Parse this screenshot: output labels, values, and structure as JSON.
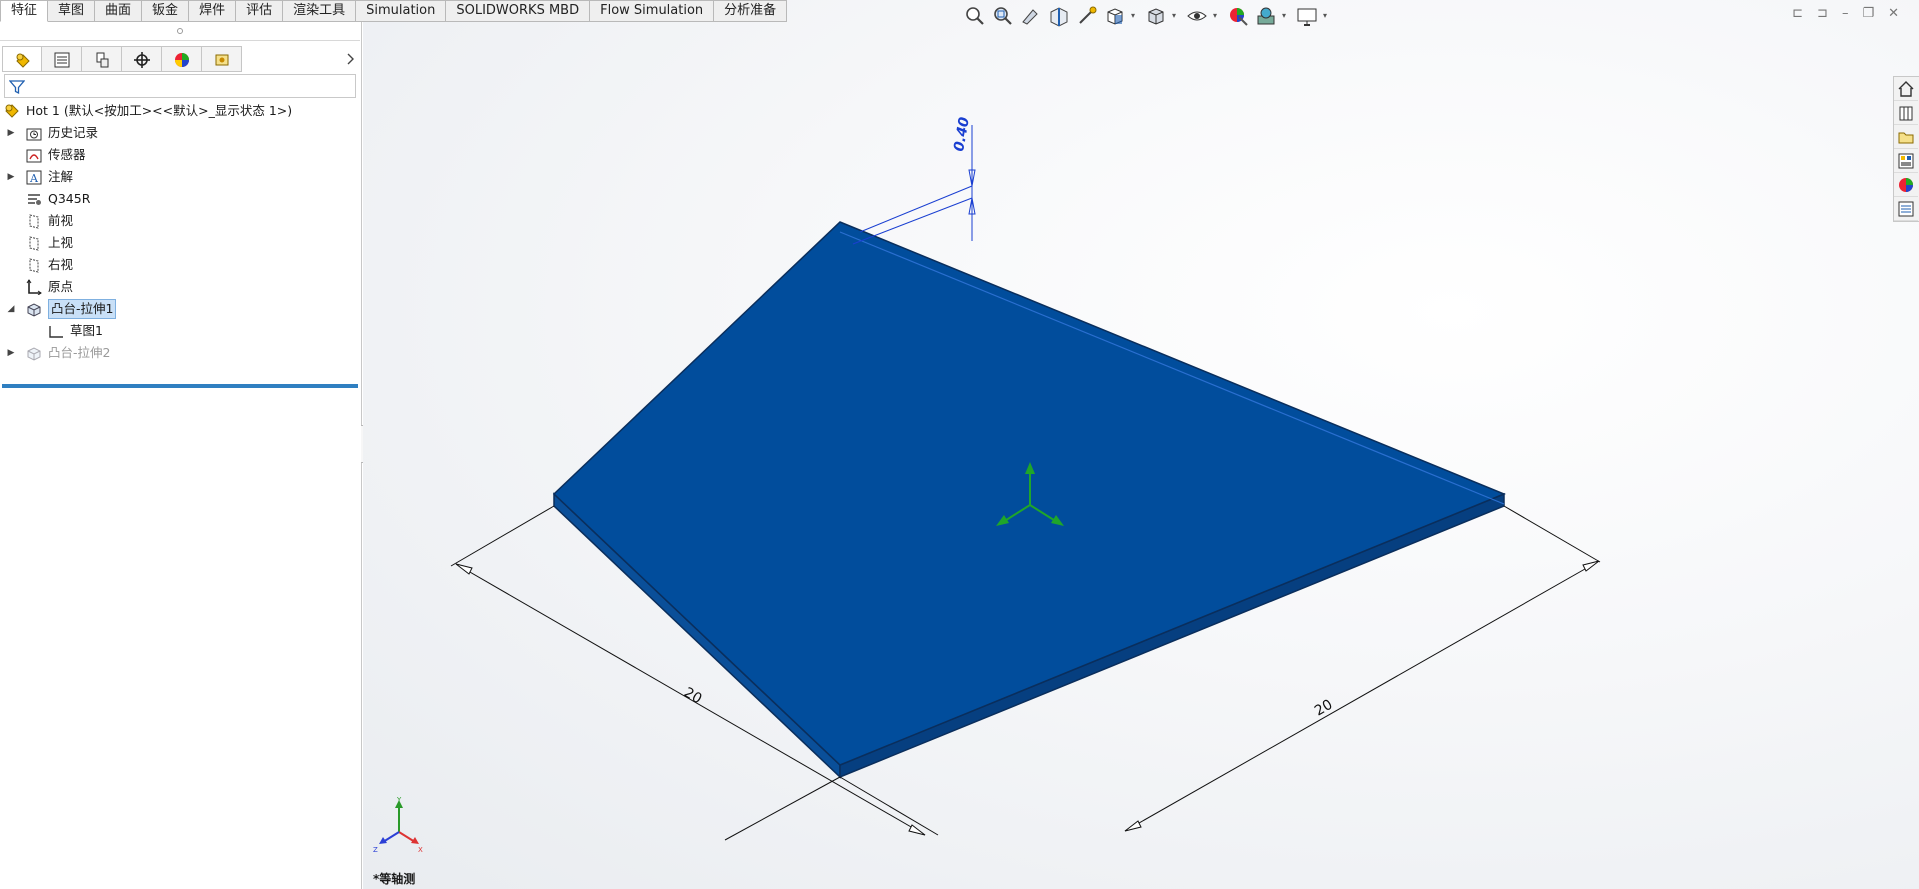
{
  "tabs": [
    {
      "label": "特征",
      "active": true
    },
    {
      "label": "草图"
    },
    {
      "label": "曲面"
    },
    {
      "label": "钣金"
    },
    {
      "label": "焊件"
    },
    {
      "label": "评估"
    },
    {
      "label": "渲染工具"
    },
    {
      "label": "Simulation"
    },
    {
      "label": "SOLIDWORKS MBD"
    },
    {
      "label": "Flow Simulation"
    },
    {
      "label": "分析准备"
    }
  ],
  "feature_tree": {
    "root": "Hot 1  (默认<按加工><<默认>_显示状态 1>)",
    "items": [
      {
        "label": "历史记录",
        "icon": "history-folder-icon",
        "expandable": true
      },
      {
        "label": "传感器",
        "icon": "sensor-icon"
      },
      {
        "label": "注解",
        "icon": "annotation-icon",
        "expandable": true
      },
      {
        "label": "Q345R",
        "icon": "material-icon"
      },
      {
        "label": "前视",
        "icon": "plane-icon"
      },
      {
        "label": "上视",
        "icon": "plane-icon"
      },
      {
        "label": "右视",
        "icon": "plane-icon"
      },
      {
        "label": "原点",
        "icon": "origin-icon"
      },
      {
        "label": "凸台-拉伸1",
        "icon": "extrude-icon",
        "expanded": true,
        "selected": true
      },
      {
        "label": "草图1",
        "icon": "sketch-icon",
        "child": true
      },
      {
        "label": "凸台-拉伸2",
        "icon": "extrude-icon",
        "expandable": true,
        "suppressed": true
      }
    ]
  },
  "model": {
    "dim_thickness": "0.40",
    "dim_left": "20",
    "dim_right": "20",
    "face_color": "#014d9c",
    "edge_color": "#0a2e5c"
  },
  "view_label": "*等轴测",
  "triad_axes": {
    "x": "X",
    "y": "Y",
    "z": "Z"
  }
}
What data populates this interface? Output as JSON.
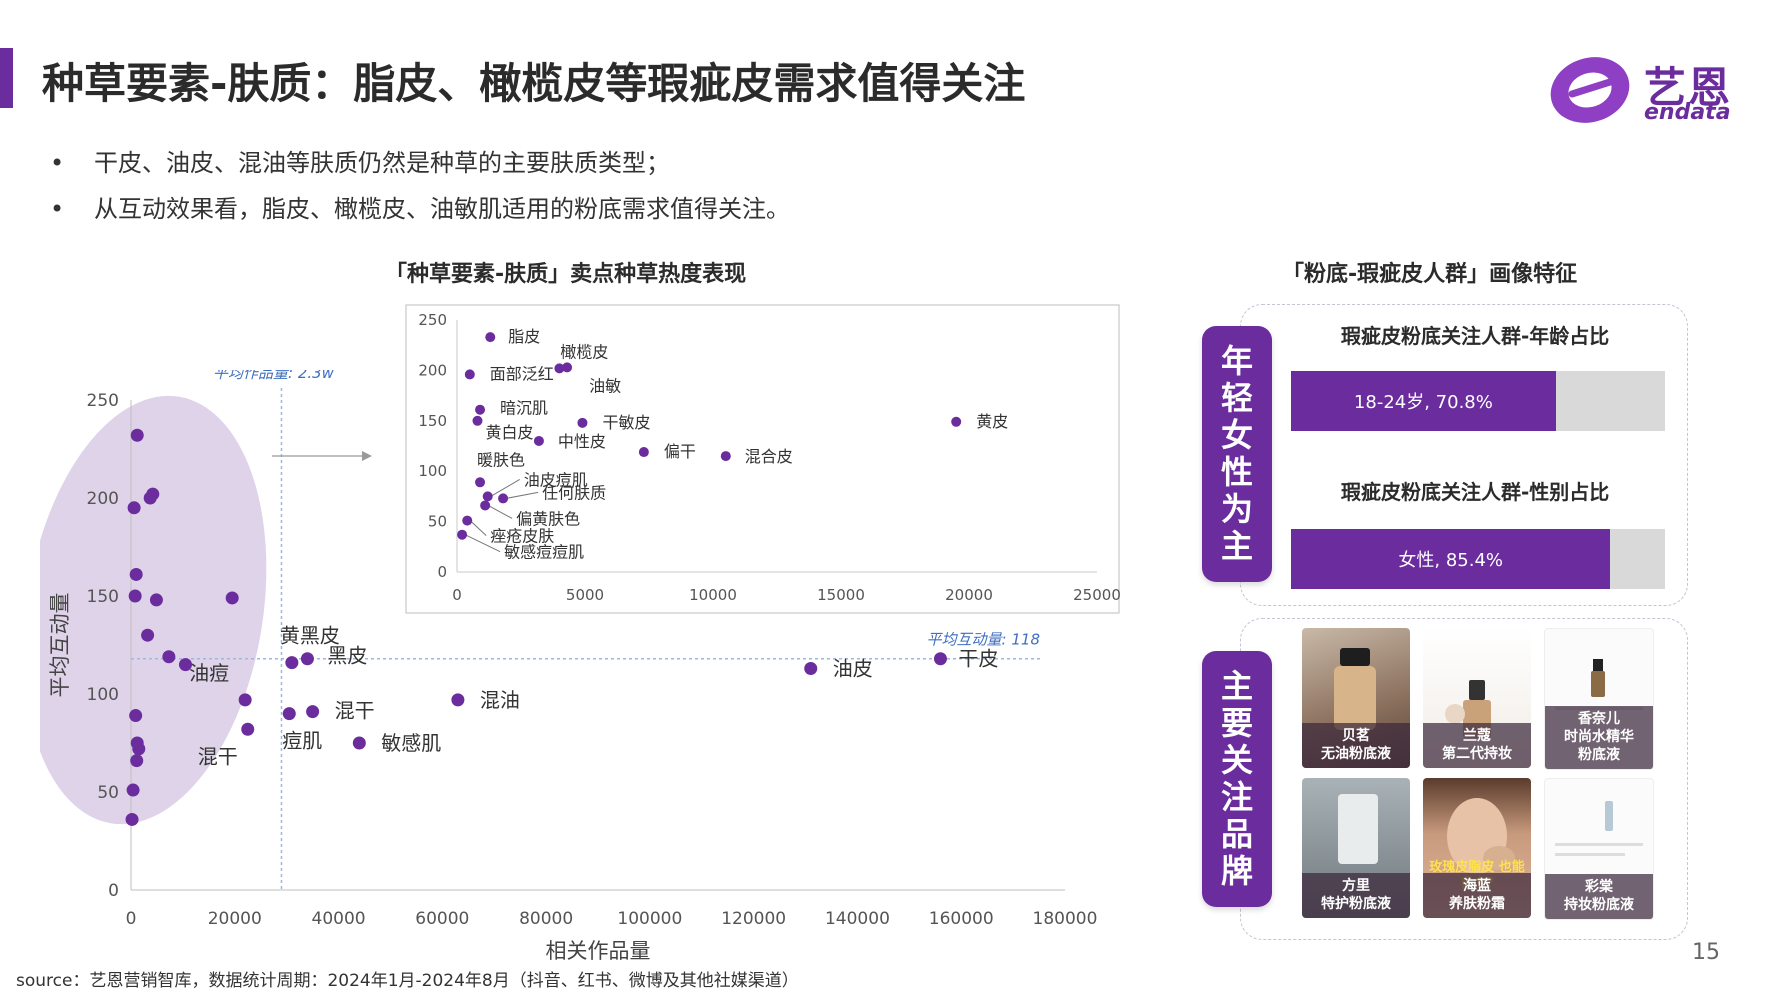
{
  "title": "种草要素-肤质：脂皮、橄榄皮等瑕疵皮需求值得关注",
  "logo": {
    "cn": "艺恩",
    "en": "endata"
  },
  "bullets": [
    "干皮、油皮、混油等肤质仍然是种草的主要肤质类型；",
    "从互动效果看，脂皮、橄榄皮、油敏肌适用的粉底需求值得关注。"
  ],
  "left_chart_title": "「种草要素-肤质」卖点种草热度表现",
  "right_panel_title": "「粉底-瑕疵皮人群」画像特征",
  "panel1": {
    "vertical_label": "年轻女性为主",
    "age_title": "瑕疵皮粉底关注人群-年龄占比",
    "age_bar": {
      "label": "18-24岁, 70.8%",
      "value": 70.8
    },
    "gender_title": "瑕疵皮粉底关注人群-性别占比",
    "gender_bar": {
      "label": "女性, 85.4%",
      "value": 85.4
    }
  },
  "panel2": {
    "vertical_label": "主要关注品牌",
    "brands": [
      {
        "line1": "贝茗",
        "line2": "无油粉底液"
      },
      {
        "line1": "兰蔻",
        "line2": "第二代持妆"
      },
      {
        "line1": "香奈儿",
        "line2": "时尚水精华",
        "line3": "粉底液"
      },
      {
        "line1": "方里",
        "line2": "特护粉底液"
      },
      {
        "line1": "海蓝",
        "line2": "养肤粉霜"
      },
      {
        "line1": "彩棠",
        "line2": "持妆粉底液"
      }
    ],
    "overlay_text": "玫瑰皮脂皮 也能 自由?"
  },
  "source": "source：艺恩营销智库，数据统计周期：2024年1月-2024年8月（抖音、红书、微博及其他社媒渠道）",
  "page_number": "15",
  "colors": {
    "accent": "#6B2C9E",
    "ellipse": "#D9CBE6",
    "refline": "#9DB8E0",
    "bar_track": "#d9d9d9"
  },
  "chart_data": [
    {
      "type": "scatter",
      "xlabel": "相关作品量",
      "ylabel": "平均互动量",
      "xlim": [
        0,
        180000
      ],
      "ylim": [
        0,
        250
      ],
      "xticks": [
        0,
        20000,
        40000,
        60000,
        80000,
        100000,
        120000,
        140000,
        160000,
        180000
      ],
      "yticks": [
        0,
        50,
        100,
        150,
        200,
        250
      ],
      "ref_x": {
        "label": "平均作品量: 2.3w",
        "value": 29000
      },
      "ref_y": {
        "label": "平均互动量: 118",
        "value": 118
      },
      "points": [
        {
          "label": "干皮",
          "x": 156000,
          "y": 118
        },
        {
          "label": "油皮",
          "x": 131000,
          "y": 113
        },
        {
          "label": "混油",
          "x": 63000,
          "y": 97
        },
        {
          "label": "敏感肌",
          "x": 44000,
          "y": 75
        },
        {
          "label": "混干",
          "x": 35000,
          "y": 91
        },
        {
          "label": "痘肌",
          "x": 30500,
          "y": 90
        },
        {
          "label": "黑皮",
          "x": 34000,
          "y": 118
        },
        {
          "label": "黄黑皮",
          "x": 31000,
          "y": 116
        },
        {
          "label": "油痘",
          "x": 22000,
          "y": 97
        },
        {
          "label": "混干",
          "x": 22500,
          "y": 82
        },
        {
          "label": "",
          "x": 19500,
          "y": 149
        },
        {
          "label": "",
          "x": 1200,
          "y": 232
        },
        {
          "label": "",
          "x": 4200,
          "y": 202
        },
        {
          "label": "",
          "x": 3700,
          "y": 200
        },
        {
          "label": "",
          "x": 600,
          "y": 195
        },
        {
          "label": "",
          "x": 1000,
          "y": 161
        },
        {
          "label": "",
          "x": 800,
          "y": 150
        },
        {
          "label": "",
          "x": 4900,
          "y": 148
        },
        {
          "label": "",
          "x": 3200,
          "y": 130
        },
        {
          "label": "",
          "x": 7300,
          "y": 119
        },
        {
          "label": "",
          "x": 10500,
          "y": 115
        },
        {
          "label": "",
          "x": 900,
          "y": 89
        },
        {
          "label": "",
          "x": 1200,
          "y": 75
        },
        {
          "label": "",
          "x": 1500,
          "y": 72
        },
        {
          "label": "",
          "x": 1100,
          "y": 66
        },
        {
          "label": "",
          "x": 400,
          "y": 51
        },
        {
          "label": "",
          "x": 200,
          "y": 36
        }
      ]
    },
    {
      "type": "scatter",
      "xlim": [
        0,
        25000
      ],
      "ylim": [
        0,
        250
      ],
      "xticks": [
        0,
        5000,
        10000,
        15000,
        20000,
        25000
      ],
      "yticks": [
        0,
        50,
        100,
        150,
        200,
        250
      ],
      "points": [
        {
          "label": "脂皮",
          "x": 1300,
          "y": 233
        },
        {
          "label": "橄榄皮",
          "x": 4000,
          "y": 202
        },
        {
          "label": "油敏",
          "x": 4300,
          "y": 203
        },
        {
          "label": "面部泛红",
          "x": 500,
          "y": 196
        },
        {
          "label": "暗沉肌",
          "x": 900,
          "y": 161
        },
        {
          "label": "干敏皮",
          "x": 4900,
          "y": 148
        },
        {
          "label": "黄皮",
          "x": 19500,
          "y": 149
        },
        {
          "label": "黄白皮",
          "x": 800,
          "y": 150
        },
        {
          "label": "中性皮",
          "x": 3200,
          "y": 130
        },
        {
          "label": "偏干",
          "x": 7300,
          "y": 119
        },
        {
          "label": "混合皮",
          "x": 10500,
          "y": 115
        },
        {
          "label": "暖肤色",
          "x": 900,
          "y": 89
        },
        {
          "label": "油皮痘肌",
          "x": 1200,
          "y": 75
        },
        {
          "label": "任何肤质",
          "x": 1800,
          "y": 73
        },
        {
          "label": "偏黄肤色",
          "x": 1100,
          "y": 66
        },
        {
          "label": "痤疮皮肤",
          "x": 400,
          "y": 51
        },
        {
          "label": "敏感痘痘肌",
          "x": 200,
          "y": 37
        }
      ]
    }
  ]
}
::::::::::
**WHAT TO PRODUCE:**
Give every record again exactly, apart from the pictures, which stay out.

**TASK OUTPUT:**
Parse this screenshot: output labels, values, and structure as JSON.
{
  "tabs": [
    {
      "label": "特征",
      "active": true
    },
    {
      "label": "草图"
    },
    {
      "label": "曲面"
    },
    {
      "label": "钣金"
    },
    {
      "label": "焊件"
    },
    {
      "label": "评估"
    },
    {
      "label": "渲染工具"
    },
    {
      "label": "Simulation"
    },
    {
      "label": "SOLIDWORKS MBD"
    },
    {
      "label": "Flow Simulation"
    },
    {
      "label": "分析准备"
    }
  ],
  "feature_tree": {
    "root": "Hot 1  (默认<按加工><<默认>_显示状态 1>)",
    "items": [
      {
        "label": "历史记录",
        "icon": "history-folder-icon",
        "expandable": true
      },
      {
        "label": "传感器",
        "icon": "sensor-icon"
      },
      {
        "label": "注解",
        "icon": "annotation-icon",
        "expandable": true
      },
      {
        "label": "Q345R",
        "icon": "material-icon"
      },
      {
        "label": "前视",
        "icon": "plane-icon"
      },
      {
        "label": "上视",
        "icon": "plane-icon"
      },
      {
        "label": "右视",
        "icon": "plane-icon"
      },
      {
        "label": "原点",
        "icon": "origin-icon"
      },
      {
        "label": "凸台-拉伸1",
        "icon": "extrude-icon",
        "expanded": true,
        "selected": true
      },
      {
        "label": "草图1",
        "icon": "sketch-icon",
        "child": true
      },
      {
        "label": "凸台-拉伸2",
        "icon": "extrude-icon",
        "expandable": true,
        "suppressed": true
      }
    ]
  },
  "model": {
    "dim_thickness": "0.40",
    "dim_left": "20",
    "dim_right": "20",
    "face_color": "#014d9c",
    "edge_color": "#0a2e5c"
  },
  "view_label": "*等轴测",
  "triad_axes": {
    "x": "X",
    "y": "Y",
    "z": "Z"
  }
}
What data populates this interface? Output as JSON.
{
  "title": "种草要素-肤质：脂皮、橄榄皮等瑕疵皮需求值得关注",
  "logo": {
    "cn": "艺恩",
    "en": "endata"
  },
  "bullets": [
    "干皮、油皮、混油等肤质仍然是种草的主要肤质类型；",
    "从互动效果看，脂皮、橄榄皮、油敏肌适用的粉底需求值得关注。"
  ],
  "left_chart_title": "「种草要素-肤质」卖点种草热度表现",
  "right_panel_title": "「粉底-瑕疵皮人群」画像特征",
  "panel1": {
    "vertical_label": "年轻女性为主",
    "age_title": "瑕疵皮粉底关注人群-年龄占比",
    "age_bar": {
      "label": "18-24岁, 70.8%",
      "value": 70.8
    },
    "gender_title": "瑕疵皮粉底关注人群-性别占比",
    "gender_bar": {
      "label": "女性, 85.4%",
      "value": 85.4
    }
  },
  "panel2": {
    "vertical_label": "主要关注品牌",
    "brands": [
      {
        "line1": "贝茗",
        "line2": "无油粉底液"
      },
      {
        "line1": "兰蔻",
        "line2": "第二代持妆"
      },
      {
        "line1": "香奈儿",
        "line2": "时尚水精华",
        "line3": "粉底液"
      },
      {
        "line1": "方里",
        "line2": "特护粉底液"
      },
      {
        "line1": "海蓝",
        "line2": "养肤粉霜"
      },
      {
        "line1": "彩棠",
        "line2": "持妆粉底液"
      }
    ],
    "overlay_text": "玫瑰皮脂皮 也能 自由?"
  },
  "source": "source：艺恩营销智库，数据统计周期：2024年1月-2024年8月（抖音、红书、微博及其他社媒渠道）",
  "page_number": "15",
  "colors": {
    "accent": "#6B2C9E",
    "ellipse": "#D9CBE6",
    "refline": "#9DB8E0",
    "bar_track": "#d9d9d9"
  },
  "chart_data": [
    {
      "type": "scatter",
      "xlabel": "相关作品量",
      "ylabel": "平均互动量",
      "xlim": [
        0,
        180000
      ],
      "ylim": [
        0,
        250
      ],
      "xticks": [
        0,
        20000,
        40000,
        60000,
        80000,
        100000,
        120000,
        140000,
        160000,
        180000
      ],
      "yticks": [
        0,
        50,
        100,
        150,
        200,
        250
      ],
      "ref_x": {
        "label": "平均作品量: 2.3w",
        "value": 29000
      },
      "ref_y": {
        "label": "平均互动量: 118",
        "value": 118
      },
      "points": [
        {
          "label": "干皮",
          "x": 156000,
          "y": 118
        },
        {
          "label": "油皮",
          "x": 131000,
          "y": 113
        },
        {
          "label": "混油",
          "x": 63000,
          "y": 97
        },
        {
          "label": "敏感肌",
          "x": 44000,
          "y": 75
        },
        {
          "label": "混干",
          "x": 35000,
          "y": 91
        },
        {
          "label": "痘肌",
          "x": 30500,
          "y": 90
        },
        {
          "label": "黑皮",
          "x": 34000,
          "y": 118
        },
        {
          "label": "黄黑皮",
          "x": 31000,
          "y": 116
        },
        {
          "label": "油痘",
          "x": 22000,
          "y": 97
        },
        {
          "label": "混干",
          "x": 22500,
          "y": 82
        },
        {
          "label": "",
          "x": 19500,
          "y": 149
        },
        {
          "label": "",
          "x": 1200,
          "y": 232
        },
        {
          "label": "",
          "x": 4200,
          "y": 202
        },
        {
          "label": "",
          "x": 3700,
          "y": 200
        },
        {
          "label": "",
          "x": 600,
          "y": 195
        },
        {
          "label": "",
          "x": 1000,
          "y": 161
        },
        {
          "label": "",
          "x": 800,
          "y": 150
        },
        {
          "label": "",
          "x": 4900,
          "y": 148
        },
        {
          "label": "",
          "x": 3200,
          "y": 130
        },
        {
          "label": "",
          "x": 7300,
          "y": 119
        },
        {
          "label": "",
          "x": 10500,
          "y": 115
        },
        {
          "label": "",
          "x": 900,
          "y": 89
        },
        {
          "label": "",
          "x": 1200,
          "y": 75
        },
        {
          "label": "",
          "x": 1500,
          "y": 72
        },
        {
          "label": "",
          "x": 1100,
          "y": 66
        },
        {
          "label": "",
          "x": 400,
          "y": 51
        },
        {
          "label": "",
          "x": 200,
          "y": 36
        }
      ]
    },
    {
      "type": "scatter",
      "xlim": [
        0,
        25000
      ],
      "ylim": [
        0,
        250
      ],
      "xticks": [
        0,
        5000,
        10000,
        15000,
        20000,
        25000
      ],
      "yticks": [
        0,
        50,
        100,
        150,
        200,
        250
      ],
      "points": [
        {
          "label": "脂皮",
          "x": 1300,
          "y": 233
        },
        {
          "label": "橄榄皮",
          "x": 4000,
          "y": 202
        },
        {
          "label": "油敏",
          "x": 4300,
          "y": 203
        },
        {
          "label": "面部泛红",
          "x": 500,
          "y": 196
        },
        {
          "label": "暗沉肌",
          "x": 900,
          "y": 161
        },
        {
          "label": "干敏皮",
          "x": 4900,
          "y": 148
        },
        {
          "label": "黄皮",
          "x": 19500,
          "y": 149
        },
        {
          "label": "黄白皮",
          "x": 800,
          "y": 150
        },
        {
          "label": "中性皮",
          "x": 3200,
          "y": 130
        },
        {
          "label": "偏干",
          "x": 7300,
          "y": 119
        },
        {
          "label": "混合皮",
          "x": 10500,
          "y": 115
        },
        {
          "label": "暖肤色",
          "x": 900,
          "y": 89
        },
        {
          "label": "油皮痘肌",
          "x": 1200,
          "y": 75
        },
        {
          "label": "任何肤质",
          "x": 1800,
          "y": 73
        },
        {
          "label": "偏黄肤色",
          "x": 1100,
          "y": 66
        },
        {
          "label": "痤疮皮肤",
          "x": 400,
          "y": 51
        },
        {
          "label": "敏感痘痘肌",
          "x": 200,
          "y": 37
        }
      ]
    }
  ]
}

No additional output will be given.